THE DATA:
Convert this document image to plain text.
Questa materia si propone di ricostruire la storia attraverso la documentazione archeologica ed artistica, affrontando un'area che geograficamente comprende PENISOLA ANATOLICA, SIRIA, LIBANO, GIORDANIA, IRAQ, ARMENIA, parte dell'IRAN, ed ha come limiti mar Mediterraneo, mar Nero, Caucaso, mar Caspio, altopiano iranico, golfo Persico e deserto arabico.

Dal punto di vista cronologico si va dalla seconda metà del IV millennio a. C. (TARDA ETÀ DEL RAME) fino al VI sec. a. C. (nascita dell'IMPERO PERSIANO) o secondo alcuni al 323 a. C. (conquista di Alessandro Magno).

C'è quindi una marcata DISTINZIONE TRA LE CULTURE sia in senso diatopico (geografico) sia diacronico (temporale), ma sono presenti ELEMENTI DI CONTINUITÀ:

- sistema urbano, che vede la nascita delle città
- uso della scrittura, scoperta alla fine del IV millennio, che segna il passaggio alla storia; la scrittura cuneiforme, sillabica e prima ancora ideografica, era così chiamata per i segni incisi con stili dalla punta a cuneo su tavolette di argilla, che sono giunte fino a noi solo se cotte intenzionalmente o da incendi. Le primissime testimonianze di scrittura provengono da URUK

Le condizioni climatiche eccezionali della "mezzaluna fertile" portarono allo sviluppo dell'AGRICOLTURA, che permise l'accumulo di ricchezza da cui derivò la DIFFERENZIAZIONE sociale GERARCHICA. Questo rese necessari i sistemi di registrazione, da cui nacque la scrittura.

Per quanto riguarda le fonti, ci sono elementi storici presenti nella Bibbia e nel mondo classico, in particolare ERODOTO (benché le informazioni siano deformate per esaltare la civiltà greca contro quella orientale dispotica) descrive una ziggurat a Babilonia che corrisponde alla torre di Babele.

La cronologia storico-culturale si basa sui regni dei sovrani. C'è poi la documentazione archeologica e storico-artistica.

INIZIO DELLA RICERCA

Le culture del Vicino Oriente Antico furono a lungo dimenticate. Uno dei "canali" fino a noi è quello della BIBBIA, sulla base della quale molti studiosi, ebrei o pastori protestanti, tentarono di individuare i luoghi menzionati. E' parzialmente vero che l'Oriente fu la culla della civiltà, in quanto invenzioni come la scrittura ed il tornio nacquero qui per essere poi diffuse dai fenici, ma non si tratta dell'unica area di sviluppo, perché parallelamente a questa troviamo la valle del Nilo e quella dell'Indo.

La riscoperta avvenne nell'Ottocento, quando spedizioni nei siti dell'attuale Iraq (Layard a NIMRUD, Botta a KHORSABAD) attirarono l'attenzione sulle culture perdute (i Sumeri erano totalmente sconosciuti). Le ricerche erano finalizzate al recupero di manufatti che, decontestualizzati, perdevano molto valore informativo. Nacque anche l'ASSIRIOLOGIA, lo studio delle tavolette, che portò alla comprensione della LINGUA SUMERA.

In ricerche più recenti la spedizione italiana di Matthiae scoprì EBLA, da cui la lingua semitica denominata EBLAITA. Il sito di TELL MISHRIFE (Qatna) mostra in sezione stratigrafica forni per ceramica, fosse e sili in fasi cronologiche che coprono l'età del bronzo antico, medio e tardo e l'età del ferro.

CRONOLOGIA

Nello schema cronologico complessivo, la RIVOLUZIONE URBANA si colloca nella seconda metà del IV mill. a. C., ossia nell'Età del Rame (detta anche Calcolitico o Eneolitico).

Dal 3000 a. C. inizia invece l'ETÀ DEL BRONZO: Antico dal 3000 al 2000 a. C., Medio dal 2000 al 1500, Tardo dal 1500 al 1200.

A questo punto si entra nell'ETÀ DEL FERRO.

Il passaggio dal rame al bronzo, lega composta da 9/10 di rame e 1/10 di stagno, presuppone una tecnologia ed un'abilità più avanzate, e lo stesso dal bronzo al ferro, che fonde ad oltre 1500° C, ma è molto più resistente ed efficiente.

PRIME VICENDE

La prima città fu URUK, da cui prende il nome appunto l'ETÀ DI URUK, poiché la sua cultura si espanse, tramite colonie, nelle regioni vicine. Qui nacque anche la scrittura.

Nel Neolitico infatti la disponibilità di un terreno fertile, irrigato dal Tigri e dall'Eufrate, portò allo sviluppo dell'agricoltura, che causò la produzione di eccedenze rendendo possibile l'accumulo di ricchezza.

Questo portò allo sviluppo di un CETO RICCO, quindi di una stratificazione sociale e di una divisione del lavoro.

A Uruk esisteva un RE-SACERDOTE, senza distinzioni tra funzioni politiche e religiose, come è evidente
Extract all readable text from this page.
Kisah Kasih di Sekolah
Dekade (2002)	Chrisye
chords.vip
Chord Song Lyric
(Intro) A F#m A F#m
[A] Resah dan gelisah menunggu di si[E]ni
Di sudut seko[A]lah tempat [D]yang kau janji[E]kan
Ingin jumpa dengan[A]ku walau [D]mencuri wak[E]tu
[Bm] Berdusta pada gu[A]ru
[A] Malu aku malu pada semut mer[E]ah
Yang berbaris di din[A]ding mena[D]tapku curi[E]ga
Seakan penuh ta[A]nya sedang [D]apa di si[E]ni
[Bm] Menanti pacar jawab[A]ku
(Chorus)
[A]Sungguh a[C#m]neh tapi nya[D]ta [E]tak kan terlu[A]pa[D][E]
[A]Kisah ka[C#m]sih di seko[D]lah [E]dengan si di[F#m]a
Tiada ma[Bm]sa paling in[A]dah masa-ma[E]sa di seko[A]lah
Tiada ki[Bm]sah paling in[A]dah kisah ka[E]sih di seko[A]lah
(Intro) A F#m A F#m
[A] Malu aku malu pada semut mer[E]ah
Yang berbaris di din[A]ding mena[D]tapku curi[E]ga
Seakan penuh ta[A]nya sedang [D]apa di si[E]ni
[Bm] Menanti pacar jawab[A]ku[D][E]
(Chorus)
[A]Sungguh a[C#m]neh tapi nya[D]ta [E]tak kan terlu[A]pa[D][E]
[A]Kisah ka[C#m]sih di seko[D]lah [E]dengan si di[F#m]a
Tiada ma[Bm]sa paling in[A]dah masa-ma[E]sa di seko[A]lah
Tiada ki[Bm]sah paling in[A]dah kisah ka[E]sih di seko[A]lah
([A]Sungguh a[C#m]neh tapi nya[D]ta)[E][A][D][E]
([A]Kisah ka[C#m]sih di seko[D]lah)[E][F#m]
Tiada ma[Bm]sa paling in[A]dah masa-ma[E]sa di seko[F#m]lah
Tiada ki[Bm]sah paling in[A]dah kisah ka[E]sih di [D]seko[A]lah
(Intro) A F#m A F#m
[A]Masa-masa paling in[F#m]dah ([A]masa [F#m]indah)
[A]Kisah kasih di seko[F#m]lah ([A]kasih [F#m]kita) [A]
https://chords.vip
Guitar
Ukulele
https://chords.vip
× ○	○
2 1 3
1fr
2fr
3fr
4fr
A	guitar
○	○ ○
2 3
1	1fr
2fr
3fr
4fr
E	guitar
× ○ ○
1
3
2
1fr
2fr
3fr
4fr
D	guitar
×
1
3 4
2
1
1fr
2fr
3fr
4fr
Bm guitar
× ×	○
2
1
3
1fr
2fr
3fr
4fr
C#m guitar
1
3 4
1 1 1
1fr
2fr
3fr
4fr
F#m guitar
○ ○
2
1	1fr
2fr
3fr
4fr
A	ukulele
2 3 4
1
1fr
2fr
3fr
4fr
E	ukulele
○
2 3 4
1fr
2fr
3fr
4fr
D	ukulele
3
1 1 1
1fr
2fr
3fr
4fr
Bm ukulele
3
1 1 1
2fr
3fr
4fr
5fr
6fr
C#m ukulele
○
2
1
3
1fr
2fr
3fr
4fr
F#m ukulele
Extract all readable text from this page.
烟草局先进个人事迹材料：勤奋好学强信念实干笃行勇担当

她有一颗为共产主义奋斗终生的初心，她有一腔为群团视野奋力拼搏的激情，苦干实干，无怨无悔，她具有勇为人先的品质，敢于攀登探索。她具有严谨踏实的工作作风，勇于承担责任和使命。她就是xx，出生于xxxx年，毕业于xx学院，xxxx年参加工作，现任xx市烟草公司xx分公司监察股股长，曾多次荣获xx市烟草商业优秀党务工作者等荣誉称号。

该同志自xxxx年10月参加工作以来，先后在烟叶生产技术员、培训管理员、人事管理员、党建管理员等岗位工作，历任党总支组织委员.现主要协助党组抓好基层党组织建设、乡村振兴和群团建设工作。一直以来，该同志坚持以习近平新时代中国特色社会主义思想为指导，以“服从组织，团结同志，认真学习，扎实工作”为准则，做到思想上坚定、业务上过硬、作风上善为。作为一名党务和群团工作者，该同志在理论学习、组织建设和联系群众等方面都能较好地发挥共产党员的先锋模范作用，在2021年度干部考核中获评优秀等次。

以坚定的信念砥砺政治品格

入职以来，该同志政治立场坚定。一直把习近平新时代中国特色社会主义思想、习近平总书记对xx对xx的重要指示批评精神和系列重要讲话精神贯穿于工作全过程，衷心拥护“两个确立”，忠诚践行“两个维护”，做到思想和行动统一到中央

EXERCISE DIRECTIONS:
Copy out all lines above that include the string "metà".

FINISHED EXERCISE:
Dal punto di vista cronologico si va dalla seconda metà del IV millennio a. C. (TARDA ETÀ DEL RAME) fino al VI sec. a. C. (nascita dell'IMPERO PERSIANO) o secondo alcuni al 323 a. C. (conquista di Alessandro Magno).
Nello schema cronologico complessivo, la RIVOLUZIONE URBANA si colloca nella seconda metà del IV mill. a. C., ossia nell'Età del Rame (detta anche Calcolitico o Eneolitico).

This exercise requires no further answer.